* _Problem statement_: Extract all lines that hold the string "zamówienie".

----

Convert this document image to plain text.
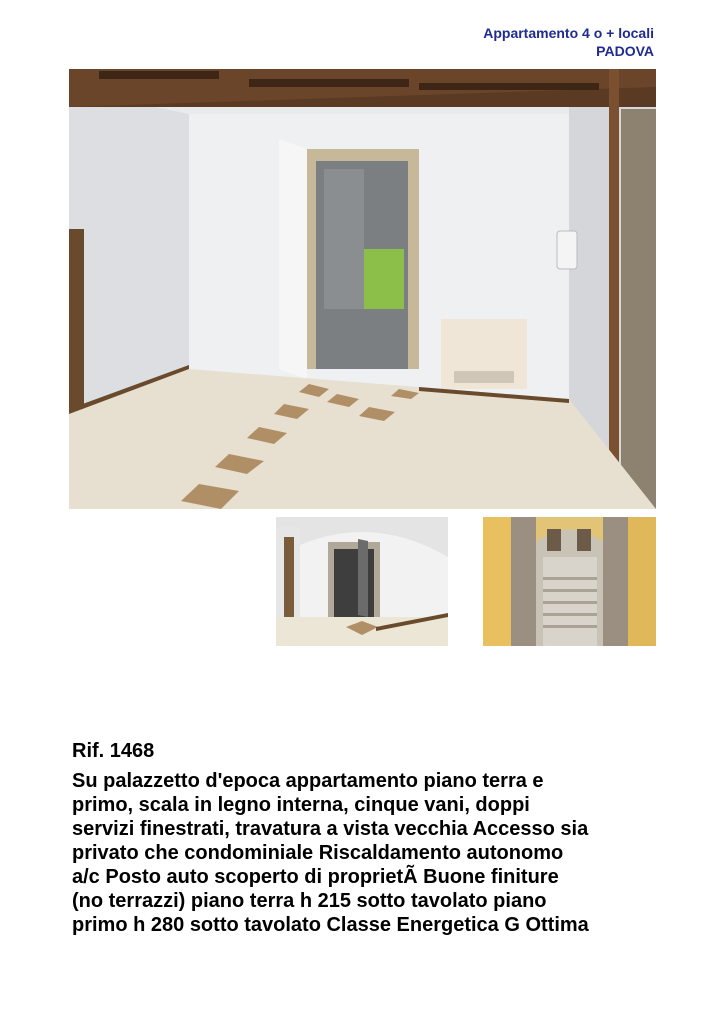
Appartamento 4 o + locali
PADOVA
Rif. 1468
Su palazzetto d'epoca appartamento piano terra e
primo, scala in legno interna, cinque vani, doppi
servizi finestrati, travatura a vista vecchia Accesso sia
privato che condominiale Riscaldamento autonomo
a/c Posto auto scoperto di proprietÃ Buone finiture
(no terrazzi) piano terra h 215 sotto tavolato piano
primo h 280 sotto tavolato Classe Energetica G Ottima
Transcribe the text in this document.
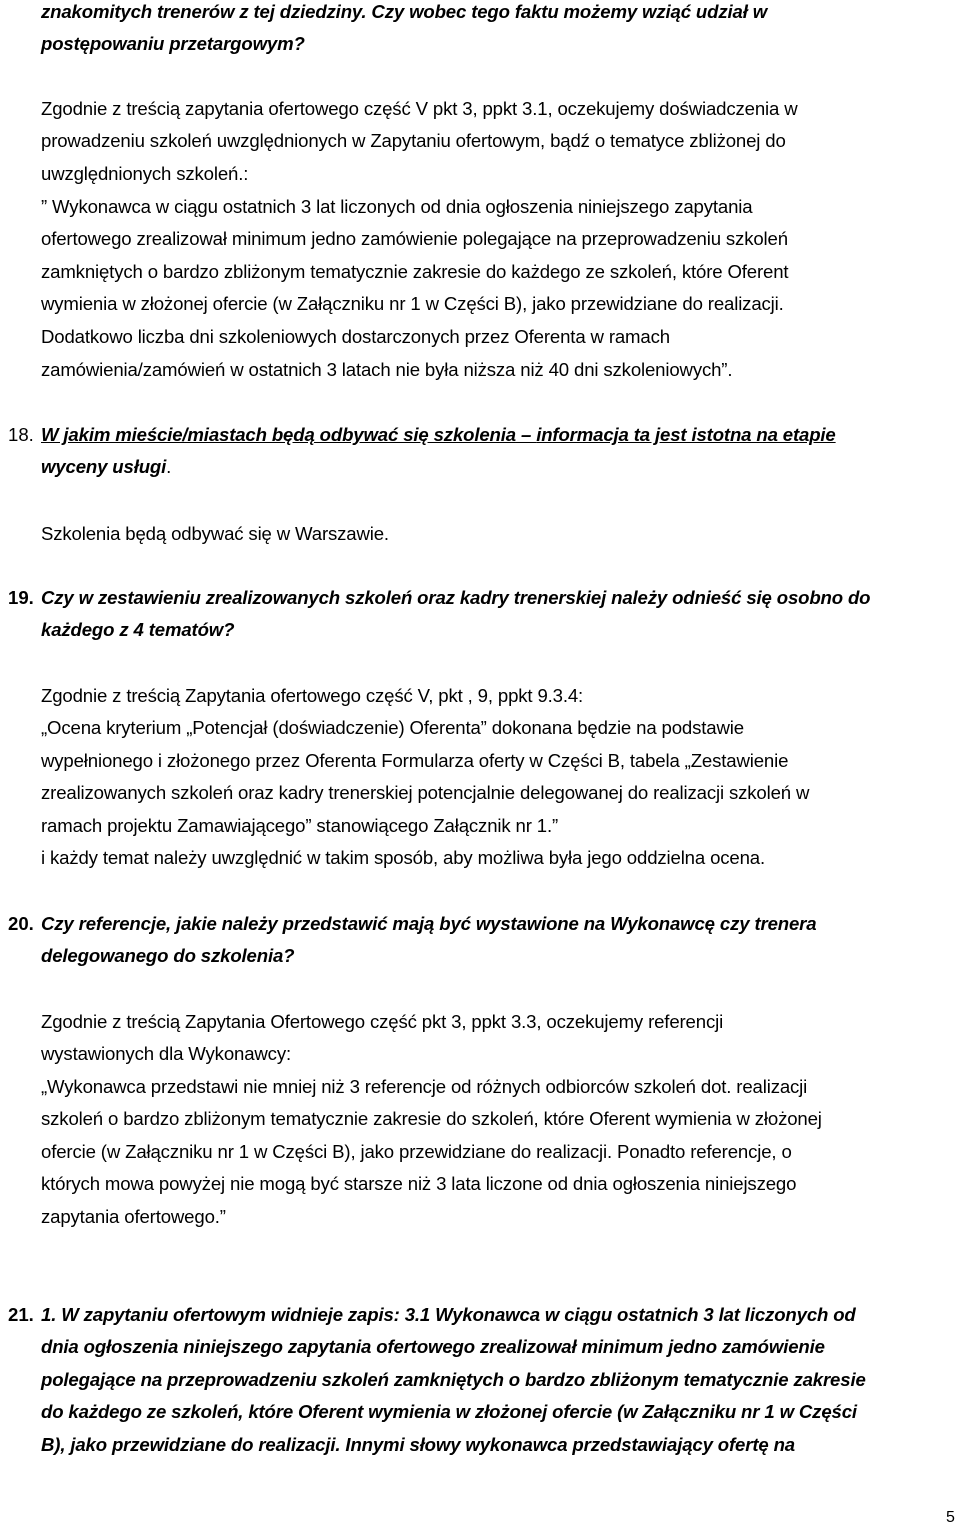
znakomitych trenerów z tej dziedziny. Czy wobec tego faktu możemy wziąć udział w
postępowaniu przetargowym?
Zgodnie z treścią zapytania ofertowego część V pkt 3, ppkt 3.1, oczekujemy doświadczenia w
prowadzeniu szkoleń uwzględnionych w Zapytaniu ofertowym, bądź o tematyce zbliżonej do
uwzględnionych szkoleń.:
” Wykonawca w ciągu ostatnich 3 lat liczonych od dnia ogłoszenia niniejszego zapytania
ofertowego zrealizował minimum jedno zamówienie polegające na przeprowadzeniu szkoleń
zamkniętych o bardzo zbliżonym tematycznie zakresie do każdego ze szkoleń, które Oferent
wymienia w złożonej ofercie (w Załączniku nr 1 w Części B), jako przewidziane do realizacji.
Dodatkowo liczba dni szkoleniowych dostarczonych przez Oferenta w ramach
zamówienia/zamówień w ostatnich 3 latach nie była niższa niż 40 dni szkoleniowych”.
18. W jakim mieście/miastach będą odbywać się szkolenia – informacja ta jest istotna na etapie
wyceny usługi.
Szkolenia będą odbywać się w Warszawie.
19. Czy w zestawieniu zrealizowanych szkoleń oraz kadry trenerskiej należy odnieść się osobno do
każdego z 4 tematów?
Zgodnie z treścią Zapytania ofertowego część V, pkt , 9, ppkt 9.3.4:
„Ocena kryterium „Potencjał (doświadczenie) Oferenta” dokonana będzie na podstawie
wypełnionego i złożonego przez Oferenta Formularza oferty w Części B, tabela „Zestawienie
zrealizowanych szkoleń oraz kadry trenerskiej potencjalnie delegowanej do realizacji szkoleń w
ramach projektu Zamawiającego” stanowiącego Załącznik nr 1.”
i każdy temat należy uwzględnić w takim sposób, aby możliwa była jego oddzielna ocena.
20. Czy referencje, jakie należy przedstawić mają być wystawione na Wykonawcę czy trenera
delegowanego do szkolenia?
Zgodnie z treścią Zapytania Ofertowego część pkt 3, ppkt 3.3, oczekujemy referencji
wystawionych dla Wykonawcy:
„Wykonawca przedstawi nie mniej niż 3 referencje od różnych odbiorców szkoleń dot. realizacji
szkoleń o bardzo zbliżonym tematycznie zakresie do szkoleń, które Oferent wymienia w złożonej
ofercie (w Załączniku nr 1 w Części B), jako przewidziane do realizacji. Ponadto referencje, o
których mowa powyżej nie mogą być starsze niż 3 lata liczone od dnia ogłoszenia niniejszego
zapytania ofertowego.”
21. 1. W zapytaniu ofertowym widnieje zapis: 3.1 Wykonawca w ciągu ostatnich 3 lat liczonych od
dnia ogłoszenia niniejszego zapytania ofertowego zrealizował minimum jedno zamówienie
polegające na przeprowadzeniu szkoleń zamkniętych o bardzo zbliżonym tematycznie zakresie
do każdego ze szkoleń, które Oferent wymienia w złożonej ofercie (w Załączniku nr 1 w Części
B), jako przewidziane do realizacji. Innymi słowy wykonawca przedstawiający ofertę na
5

----

* _Exercise response_:
ofertowego zrealizował minimum jedno zamówienie polegające na przeprowadzeniu szkoleń
dnia ogłoszenia niniejszego zapytania ofertowego zrealizował minimum jedno zamówienie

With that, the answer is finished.